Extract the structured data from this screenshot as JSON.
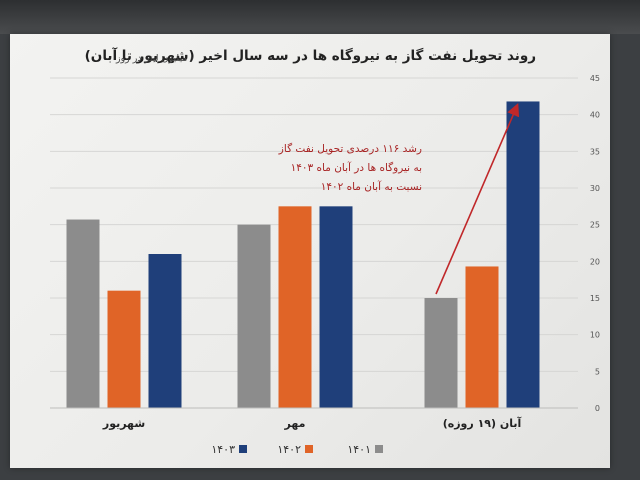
{
  "title": "روند تحویل نفت گاز به نیروگاه ها در سه سال اخیر (شهریور تا آبان)",
  "subtitle": "- میلیون لیتر در روز",
  "annotation": {
    "lines": [
      "رشد ۱۱۶ درصدی تحویل نفت گاز",
      "به نیروگاه ها در آبان ماه ۱۴۰۳",
      "نسبت به آبان ماه ۱۴۰۲"
    ]
  },
  "chart_data": {
    "type": "bar",
    "title": "روند تحویل نفت گاز به نیروگاه ها در سه سال اخیر (شهریور تا آبان)",
    "ylabel": "",
    "xlabel": "",
    "categories": [
      "شهریور",
      "مهر",
      "آبان (۱۹ روزه)"
    ],
    "series": [
      {
        "name": "۱۴۰۱",
        "color": "#8c8c8c",
        "values": [
          25.7,
          25.0,
          15.0
        ]
      },
      {
        "name": "۱۴۰۲",
        "color": "#e06427",
        "values": [
          16.0,
          27.5,
          19.3
        ]
      },
      {
        "name": "۱۴۰۳",
        "color": "#1f3f7a",
        "values": [
          21.0,
          27.5,
          41.8
        ]
      }
    ],
    "ylim": [
      0,
      45
    ],
    "yticks": [
      0,
      5,
      10,
      15,
      20,
      25,
      30,
      35,
      40,
      45
    ],
    "y_axis_side": "right",
    "category_order": "right-to-left",
    "grid": true,
    "legend": "bottom-center"
  }
}
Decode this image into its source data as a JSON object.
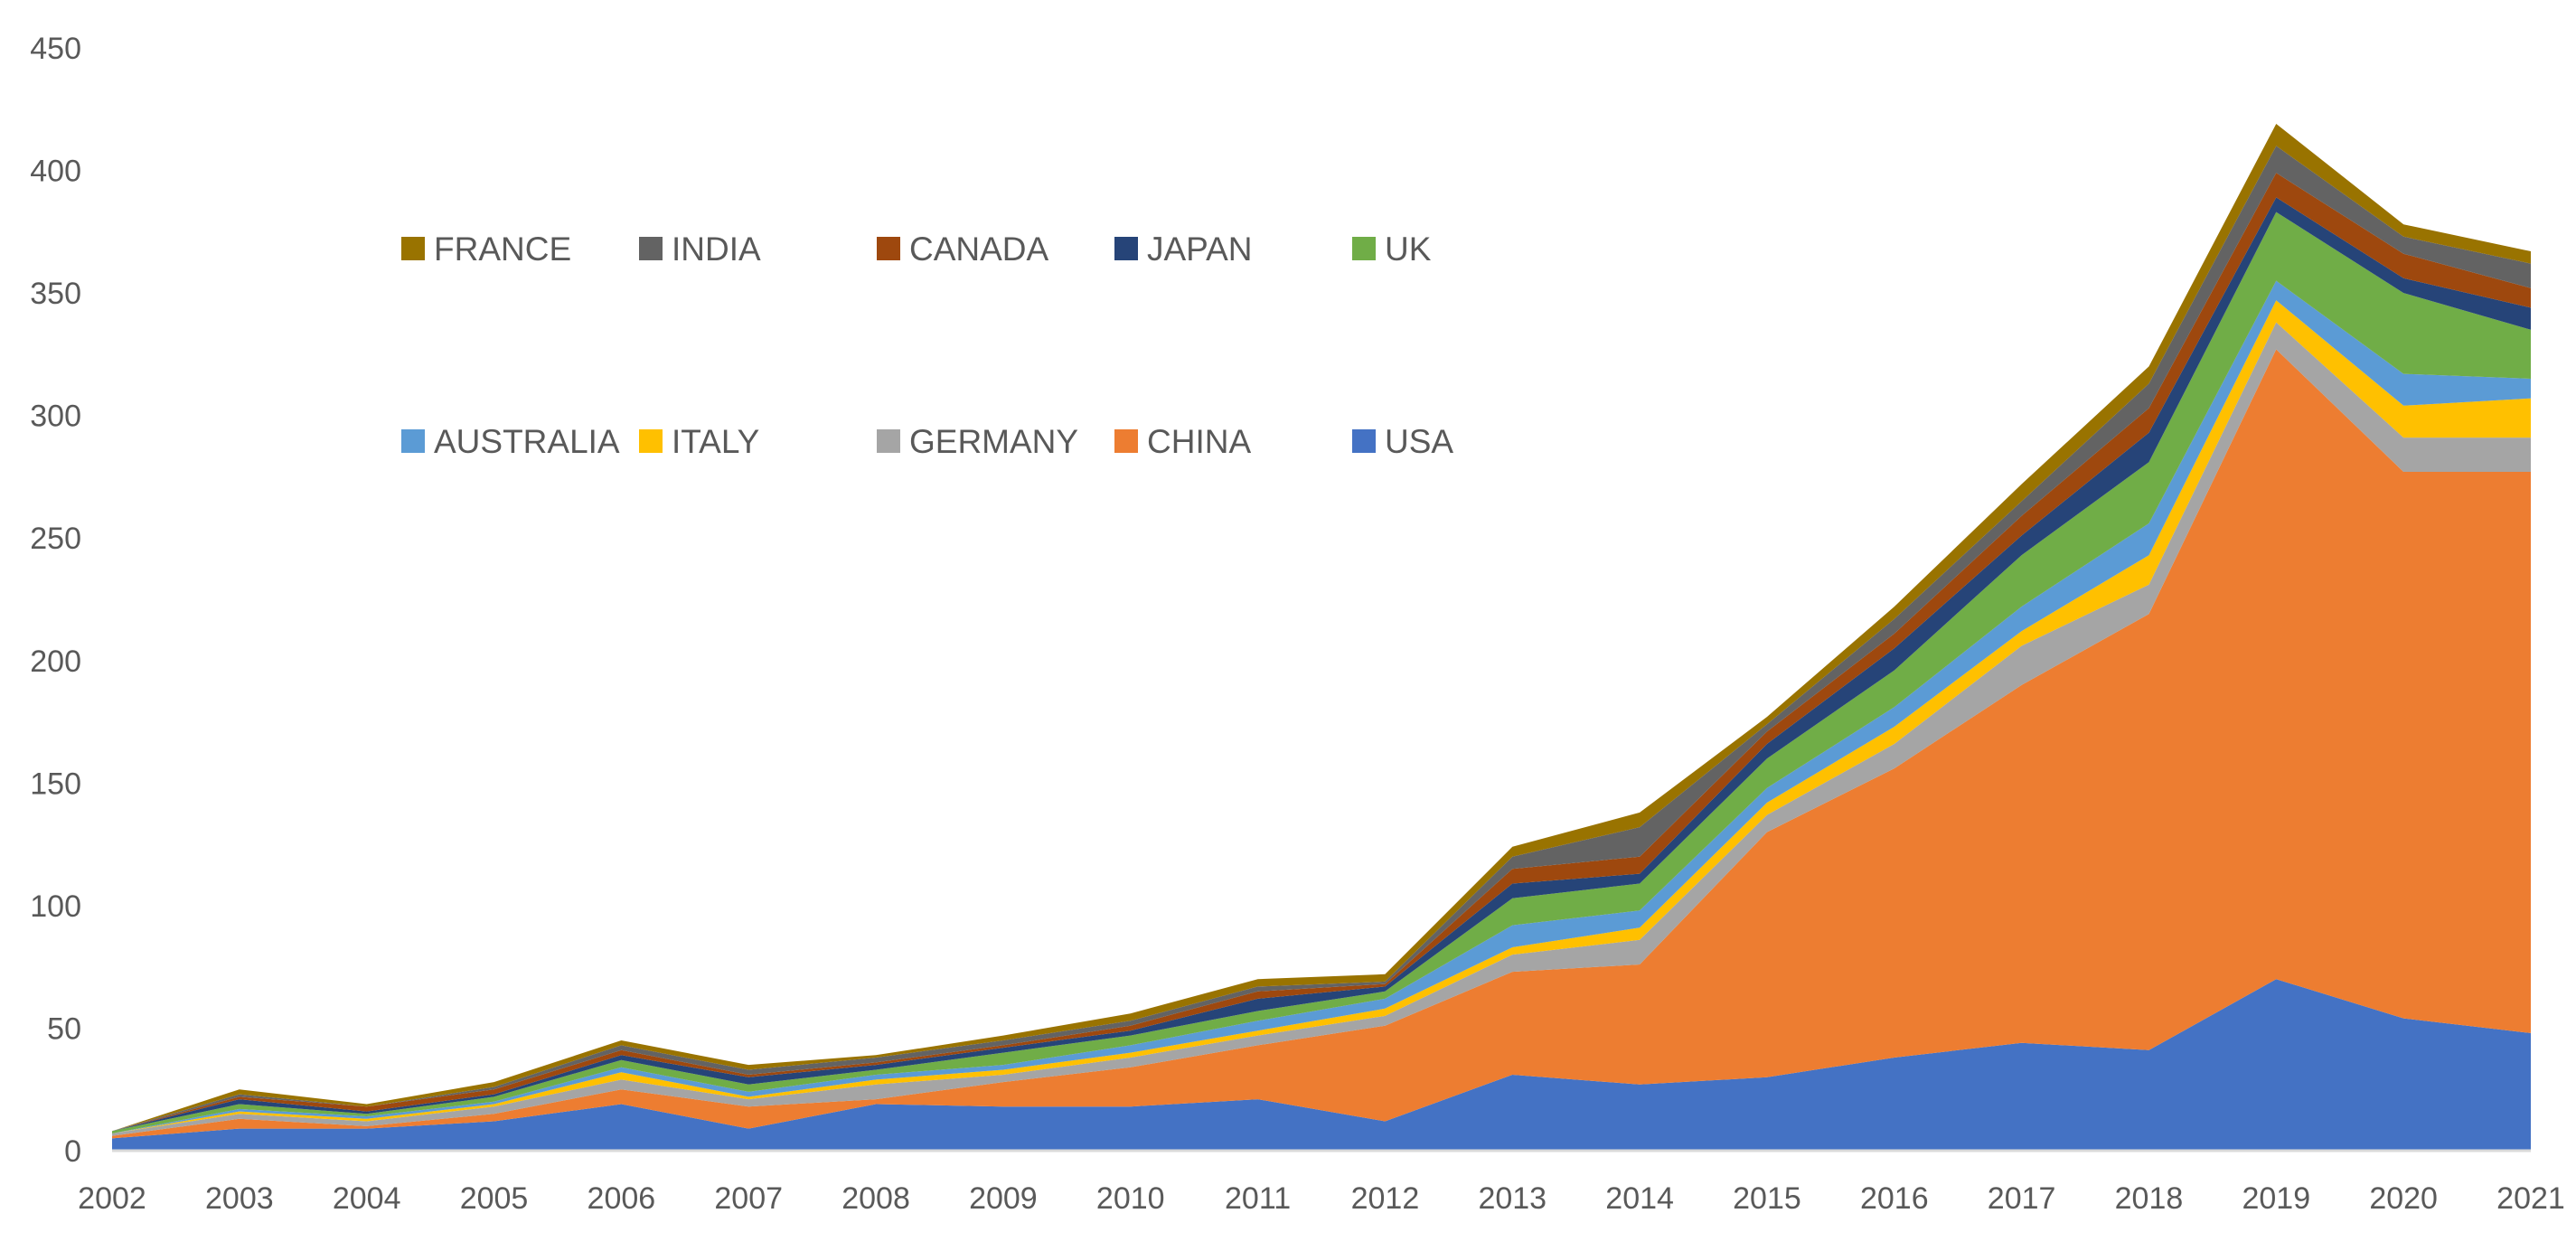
{
  "chart_data": {
    "type": "area",
    "stacked": true,
    "title": "",
    "xlabel": "",
    "ylabel": "",
    "ylim": [
      0,
      450
    ],
    "yticks": [
      0,
      50,
      100,
      150,
      200,
      250,
      300,
      350,
      400,
      450
    ],
    "grid": false,
    "legend_position": "top-left",
    "categories": [
      "2002",
      "2003",
      "2004",
      "2005",
      "2006",
      "2007",
      "2008",
      "2009",
      "2010",
      "2011",
      "2012",
      "2013",
      "2014",
      "2015",
      "2016",
      "2017",
      "2018",
      "2019",
      "2020",
      "2021"
    ],
    "series": [
      {
        "name": "USA",
        "color": "#4472C4",
        "values": [
          5,
          9,
          9,
          12,
          19,
          9,
          19,
          18,
          18,
          21,
          12,
          31,
          27,
          30,
          38,
          44,
          41,
          70,
          54,
          48
        ]
      },
      {
        "name": "CHINA",
        "color": "#ED7D31",
        "values": [
          1,
          4,
          1,
          3,
          6,
          9,
          2,
          10,
          16,
          22,
          39,
          42,
          49,
          100,
          118,
          146,
          178,
          257,
          223,
          229
        ]
      },
      {
        "name": "GERMANY",
        "color": "#A5A5A5",
        "values": [
          1,
          2,
          2,
          3,
          4,
          3,
          6,
          3,
          4,
          4,
          4,
          7,
          10,
          7,
          10,
          16,
          12,
          11,
          14,
          14
        ]
      },
      {
        "name": "ITALY",
        "color": "#FFC000",
        "values": [
          0,
          1,
          1,
          1,
          3,
          1,
          2,
          2,
          2,
          2,
          3,
          3,
          5,
          5,
          7,
          6,
          12,
          9,
          13,
          16
        ]
      },
      {
        "name": "AUSTRALIA",
        "color": "#5B9BD5",
        "values": [
          0,
          1,
          1,
          1,
          2,
          2,
          2,
          2,
          3,
          4,
          4,
          9,
          7,
          6,
          8,
          10,
          13,
          8,
          13,
          8
        ]
      },
      {
        "name": "UK",
        "color": "#70AD47",
        "values": [
          1,
          2,
          1,
          2,
          3,
          3,
          2,
          5,
          4,
          4,
          3,
          11,
          11,
          12,
          15,
          21,
          25,
          28,
          33,
          20
        ]
      },
      {
        "name": "JAPAN",
        "color": "#264478",
        "values": [
          0,
          2,
          1,
          1,
          2,
          3,
          2,
          2,
          2,
          5,
          2,
          6,
          4,
          6,
          9,
          8,
          12,
          6,
          6,
          9
        ]
      },
      {
        "name": "CANADA",
        "color": "#9E480E",
        "values": [
          0,
          1,
          2,
          2,
          2,
          1,
          1,
          1,
          2,
          3,
          1,
          6,
          7,
          5,
          6,
          8,
          10,
          10,
          10,
          8
        ]
      },
      {
        "name": "INDIA",
        "color": "#636363",
        "values": [
          0,
          1,
          0,
          1,
          2,
          2,
          2,
          2,
          2,
          2,
          1,
          5,
          12,
          3,
          6,
          6,
          10,
          11,
          7,
          10
        ]
      },
      {
        "name": "FRANCE",
        "color": "#997300",
        "values": [
          0,
          2,
          1,
          2,
          2,
          2,
          1,
          2,
          3,
          3,
          3,
          4,
          6,
          3,
          5,
          7,
          7,
          9,
          5,
          5
        ]
      }
    ],
    "legend_order": [
      "FRANCE",
      "INDIA",
      "CANADA",
      "JAPAN",
      "UK",
      "AUSTRALIA",
      "ITALY",
      "GERMANY",
      "CHINA",
      "USA"
    ]
  }
}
──────────
(Task)
Exclude the images, then output the data above word for word.

(Result of the task)
Extract the structured data from this screenshot as JSON.
{
  "title": "روند تحویل نفت گاز به نیروگاه ها در سه سال اخیر (شهریور تا آبان)",
  "subtitle": "- میلیون لیتر در روز",
  "annotation": {
    "lines": [
      "رشد ۱۱۶ درصدی تحویل نفت گاز",
      "به نیروگاه ها در آبان ماه ۱۴۰۳",
      "نسبت به آبان ماه ۱۴۰۲"
    ]
  },
  "chart_data": {
    "type": "bar",
    "title": "روند تحویل نفت گاز به نیروگاه ها در سه سال اخیر (شهریور تا آبان)",
    "ylabel": "",
    "xlabel": "",
    "categories": [
      "شهریور",
      "مهر",
      "آبان (۱۹ روزه)"
    ],
    "series": [
      {
        "name": "۱۴۰۱",
        "color": "#8c8c8c",
        "values": [
          25.7,
          25.0,
          15.0
        ]
      },
      {
        "name": "۱۴۰۲",
        "color": "#e06427",
        "values": [
          16.0,
          27.5,
          19.3
        ]
      },
      {
        "name": "۱۴۰۳",
        "color": "#1f3f7a",
        "values": [
          21.0,
          27.5,
          41.8
        ]
      }
    ],
    "ylim": [
      0,
      45
    ],
    "yticks": [
      0,
      5,
      10,
      15,
      20,
      25,
      30,
      35,
      40,
      45
    ],
    "y_axis_side": "right",
    "category_order": "right-to-left",
    "grid": true,
    "legend": "bottom-center"
  }
}
Decode this image into its source data as a JSON object.
{
  "chart_data": {
    "type": "area",
    "stacked": true,
    "title": "",
    "xlabel": "",
    "ylabel": "",
    "ylim": [
      0,
      450
    ],
    "yticks": [
      0,
      50,
      100,
      150,
      200,
      250,
      300,
      350,
      400,
      450
    ],
    "grid": false,
    "legend_position": "top-left",
    "categories": [
      "2002",
      "2003",
      "2004",
      "2005",
      "2006",
      "2007",
      "2008",
      "2009",
      "2010",
      "2011",
      "2012",
      "2013",
      "2014",
      "2015",
      "2016",
      "2017",
      "2018",
      "2019",
      "2020",
      "2021"
    ],
    "series": [
      {
        "name": "USA",
        "color": "#4472C4",
        "values": [
          5,
          9,
          9,
          12,
          19,
          9,
          19,
          18,
          18,
          21,
          12,
          31,
          27,
          30,
          38,
          44,
          41,
          70,
          54,
          48
        ]
      },
      {
        "name": "CHINA",
        "color": "#ED7D31",
        "values": [
          1,
          4,
          1,
          3,
          6,
          9,
          2,
          10,
          16,
          22,
          39,
          42,
          49,
          100,
          118,
          146,
          178,
          257,
          223,
          229
        ]
      },
      {
        "name": "GERMANY",
        "color": "#A5A5A5",
        "values": [
          1,
          2,
          2,
          3,
          4,
          3,
          6,
          3,
          4,
          4,
          4,
          7,
          10,
          7,
          10,
          16,
          12,
          11,
          14,
          14
        ]
      },
      {
        "name": "ITALY",
        "color": "#FFC000",
        "values": [
          0,
          1,
          1,
          1,
          3,
          1,
          2,
          2,
          2,
          2,
          3,
          3,
          5,
          5,
          7,
          6,
          12,
          9,
          13,
          16
        ]
      },
      {
        "name": "AUSTRALIA",
        "color": "#5B9BD5",
        "values": [
          0,
          1,
          1,
          1,
          2,
          2,
          2,
          2,
          3,
          4,
          4,
          9,
          7,
          6,
          8,
          10,
          13,
          8,
          13,
          8
        ]
      },
      {
        "name": "UK",
        "color": "#70AD47",
        "values": [
          1,
          2,
          1,
          2,
          3,
          3,
          2,
          5,
          4,
          4,
          3,
          11,
          11,
          12,
          15,
          21,
          25,
          28,
          33,
          20
        ]
      },
      {
        "name": "JAPAN",
        "color": "#264478",
        "values": [
          0,
          2,
          1,
          1,
          2,
          3,
          2,
          2,
          2,
          5,
          2,
          6,
          4,
          6,
          9,
          8,
          12,
          6,
          6,
          9
        ]
      },
      {
        "name": "CANADA",
        "color": "#9E480E",
        "values": [
          0,
          1,
          2,
          2,
          2,
          1,
          1,
          1,
          2,
          3,
          1,
          6,
          7,
          5,
          6,
          8,
          10,
          10,
          10,
          8
        ]
      },
      {
        "name": "INDIA",
        "color": "#636363",
        "values": [
          0,
          1,
          0,
          1,
          2,
          2,
          2,
          2,
          2,
          2,
          1,
          5,
          12,
          3,
          6,
          6,
          10,
          11,
          7,
          10
        ]
      },
      {
        "name": "FRANCE",
        "color": "#997300",
        "values": [
          0,
          2,
          1,
          2,
          2,
          2,
          1,
          2,
          3,
          3,
          3,
          4,
          6,
          3,
          5,
          7,
          7,
          9,
          5,
          5
        ]
      }
    ],
    "legend_order": [
      "FRANCE",
      "INDIA",
      "CANADA",
      "JAPAN",
      "UK",
      "AUSTRALIA",
      "ITALY",
      "GERMANY",
      "CHINA",
      "USA"
    ]
  }
}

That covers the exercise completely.